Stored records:
§

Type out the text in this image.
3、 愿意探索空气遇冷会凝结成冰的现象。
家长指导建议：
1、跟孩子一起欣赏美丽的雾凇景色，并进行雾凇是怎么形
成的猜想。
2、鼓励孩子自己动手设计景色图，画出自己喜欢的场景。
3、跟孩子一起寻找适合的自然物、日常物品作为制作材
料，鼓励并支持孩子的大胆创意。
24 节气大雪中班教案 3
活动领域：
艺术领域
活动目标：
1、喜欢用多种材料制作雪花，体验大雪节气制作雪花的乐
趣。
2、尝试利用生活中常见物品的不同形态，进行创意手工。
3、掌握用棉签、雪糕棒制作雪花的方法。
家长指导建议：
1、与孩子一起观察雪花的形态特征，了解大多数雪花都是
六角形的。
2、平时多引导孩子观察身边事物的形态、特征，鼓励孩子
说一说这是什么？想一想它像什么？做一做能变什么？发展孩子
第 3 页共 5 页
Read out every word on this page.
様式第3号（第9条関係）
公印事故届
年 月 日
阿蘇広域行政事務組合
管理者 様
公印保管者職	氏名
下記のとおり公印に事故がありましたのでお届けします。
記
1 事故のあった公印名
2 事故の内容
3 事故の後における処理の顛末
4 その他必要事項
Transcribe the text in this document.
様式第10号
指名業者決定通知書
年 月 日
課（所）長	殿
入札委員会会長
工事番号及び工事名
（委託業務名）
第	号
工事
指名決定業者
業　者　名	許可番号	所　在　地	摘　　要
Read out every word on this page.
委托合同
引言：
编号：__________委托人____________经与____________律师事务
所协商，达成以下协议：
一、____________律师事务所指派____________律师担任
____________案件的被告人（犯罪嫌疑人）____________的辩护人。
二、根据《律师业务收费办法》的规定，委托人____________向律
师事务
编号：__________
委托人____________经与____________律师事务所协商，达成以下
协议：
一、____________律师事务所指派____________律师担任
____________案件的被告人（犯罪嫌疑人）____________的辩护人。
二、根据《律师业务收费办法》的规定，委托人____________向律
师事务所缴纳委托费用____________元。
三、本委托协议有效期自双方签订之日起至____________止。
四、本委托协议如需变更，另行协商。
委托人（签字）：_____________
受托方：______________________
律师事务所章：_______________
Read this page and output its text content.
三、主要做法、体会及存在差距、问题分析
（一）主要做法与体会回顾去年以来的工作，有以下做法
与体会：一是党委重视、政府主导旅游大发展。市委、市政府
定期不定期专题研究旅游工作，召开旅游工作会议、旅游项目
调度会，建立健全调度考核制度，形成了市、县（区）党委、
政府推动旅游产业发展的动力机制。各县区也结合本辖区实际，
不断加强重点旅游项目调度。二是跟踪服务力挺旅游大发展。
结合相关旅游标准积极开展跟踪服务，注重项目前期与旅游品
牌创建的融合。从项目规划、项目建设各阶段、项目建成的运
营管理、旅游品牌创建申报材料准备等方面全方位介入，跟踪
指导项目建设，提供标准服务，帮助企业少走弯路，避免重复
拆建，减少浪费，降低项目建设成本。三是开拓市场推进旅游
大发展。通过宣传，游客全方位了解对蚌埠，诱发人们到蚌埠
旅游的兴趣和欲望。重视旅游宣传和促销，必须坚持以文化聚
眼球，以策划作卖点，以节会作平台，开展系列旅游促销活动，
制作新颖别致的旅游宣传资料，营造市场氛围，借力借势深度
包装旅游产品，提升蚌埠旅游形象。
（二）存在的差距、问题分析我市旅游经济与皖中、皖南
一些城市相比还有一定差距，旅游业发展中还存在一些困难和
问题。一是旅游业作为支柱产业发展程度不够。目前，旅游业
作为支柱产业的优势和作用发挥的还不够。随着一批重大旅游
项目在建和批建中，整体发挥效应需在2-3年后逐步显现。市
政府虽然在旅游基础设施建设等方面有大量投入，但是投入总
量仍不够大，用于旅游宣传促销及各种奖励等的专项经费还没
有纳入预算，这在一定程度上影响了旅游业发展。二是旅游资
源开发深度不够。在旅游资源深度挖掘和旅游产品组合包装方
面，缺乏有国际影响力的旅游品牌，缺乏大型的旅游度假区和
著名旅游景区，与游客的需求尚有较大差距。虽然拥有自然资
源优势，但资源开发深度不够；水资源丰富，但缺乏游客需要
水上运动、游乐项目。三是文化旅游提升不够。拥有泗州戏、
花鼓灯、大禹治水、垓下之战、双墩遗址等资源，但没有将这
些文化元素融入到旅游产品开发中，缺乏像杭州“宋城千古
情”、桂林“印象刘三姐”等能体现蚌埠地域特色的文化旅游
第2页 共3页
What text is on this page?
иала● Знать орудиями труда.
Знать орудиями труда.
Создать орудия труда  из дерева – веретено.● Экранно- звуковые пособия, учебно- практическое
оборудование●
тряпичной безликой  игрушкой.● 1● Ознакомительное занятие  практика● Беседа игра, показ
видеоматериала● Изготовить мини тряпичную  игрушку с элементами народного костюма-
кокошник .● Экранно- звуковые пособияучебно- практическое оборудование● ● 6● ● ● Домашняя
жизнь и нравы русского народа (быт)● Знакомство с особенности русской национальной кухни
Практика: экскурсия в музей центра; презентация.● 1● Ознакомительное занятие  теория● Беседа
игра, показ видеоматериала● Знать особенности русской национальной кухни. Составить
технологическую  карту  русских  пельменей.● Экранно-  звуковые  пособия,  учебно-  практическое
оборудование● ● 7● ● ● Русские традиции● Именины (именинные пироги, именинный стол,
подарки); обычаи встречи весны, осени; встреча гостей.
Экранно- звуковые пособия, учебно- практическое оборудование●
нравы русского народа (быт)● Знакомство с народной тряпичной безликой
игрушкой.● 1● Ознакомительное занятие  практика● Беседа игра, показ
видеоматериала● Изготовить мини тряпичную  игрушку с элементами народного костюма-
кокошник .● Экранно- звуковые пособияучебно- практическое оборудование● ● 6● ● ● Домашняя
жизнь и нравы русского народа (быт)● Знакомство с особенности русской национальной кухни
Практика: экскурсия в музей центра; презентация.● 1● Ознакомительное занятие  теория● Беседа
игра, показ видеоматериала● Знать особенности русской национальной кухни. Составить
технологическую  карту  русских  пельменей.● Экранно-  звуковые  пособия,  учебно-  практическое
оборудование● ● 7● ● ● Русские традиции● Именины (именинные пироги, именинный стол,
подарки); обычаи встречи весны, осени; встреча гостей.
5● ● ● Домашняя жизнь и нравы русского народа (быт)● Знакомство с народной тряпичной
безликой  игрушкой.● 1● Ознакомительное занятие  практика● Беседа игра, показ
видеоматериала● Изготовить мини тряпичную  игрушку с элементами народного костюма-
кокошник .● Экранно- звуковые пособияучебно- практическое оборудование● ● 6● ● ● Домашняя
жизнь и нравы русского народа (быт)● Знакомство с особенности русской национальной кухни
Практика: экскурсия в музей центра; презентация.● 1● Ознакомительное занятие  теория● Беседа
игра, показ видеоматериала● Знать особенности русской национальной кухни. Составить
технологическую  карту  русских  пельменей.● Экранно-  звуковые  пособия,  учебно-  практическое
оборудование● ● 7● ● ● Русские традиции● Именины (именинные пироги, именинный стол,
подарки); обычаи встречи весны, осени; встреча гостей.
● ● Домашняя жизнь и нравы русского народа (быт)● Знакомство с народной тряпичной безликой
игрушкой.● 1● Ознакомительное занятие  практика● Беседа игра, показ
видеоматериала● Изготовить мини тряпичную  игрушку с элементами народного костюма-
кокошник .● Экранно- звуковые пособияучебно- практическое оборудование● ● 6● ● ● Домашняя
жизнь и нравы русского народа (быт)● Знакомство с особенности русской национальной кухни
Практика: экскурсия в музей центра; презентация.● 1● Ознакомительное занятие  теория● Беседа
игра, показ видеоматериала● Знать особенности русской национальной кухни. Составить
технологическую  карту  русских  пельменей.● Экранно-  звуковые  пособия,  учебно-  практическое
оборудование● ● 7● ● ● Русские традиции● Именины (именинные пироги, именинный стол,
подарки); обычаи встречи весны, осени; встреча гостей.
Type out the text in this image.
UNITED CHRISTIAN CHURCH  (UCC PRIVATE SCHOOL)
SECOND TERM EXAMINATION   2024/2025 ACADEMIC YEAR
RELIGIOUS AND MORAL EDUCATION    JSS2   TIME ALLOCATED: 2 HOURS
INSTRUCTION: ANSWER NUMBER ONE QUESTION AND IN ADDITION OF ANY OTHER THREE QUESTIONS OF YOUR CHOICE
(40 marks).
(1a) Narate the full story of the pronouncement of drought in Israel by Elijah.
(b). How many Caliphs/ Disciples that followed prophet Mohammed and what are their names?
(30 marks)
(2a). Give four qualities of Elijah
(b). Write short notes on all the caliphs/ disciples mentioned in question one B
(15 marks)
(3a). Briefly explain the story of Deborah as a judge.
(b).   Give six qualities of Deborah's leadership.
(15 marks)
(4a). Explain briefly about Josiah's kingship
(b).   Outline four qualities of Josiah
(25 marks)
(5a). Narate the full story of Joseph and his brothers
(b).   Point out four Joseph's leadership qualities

§

* _Do this_
Report all lines of the data above that include the string "marks".

* _Output for this exercise_
(40 marks).
(30 marks)
(15 marks)
(15 marks)
(25 marks)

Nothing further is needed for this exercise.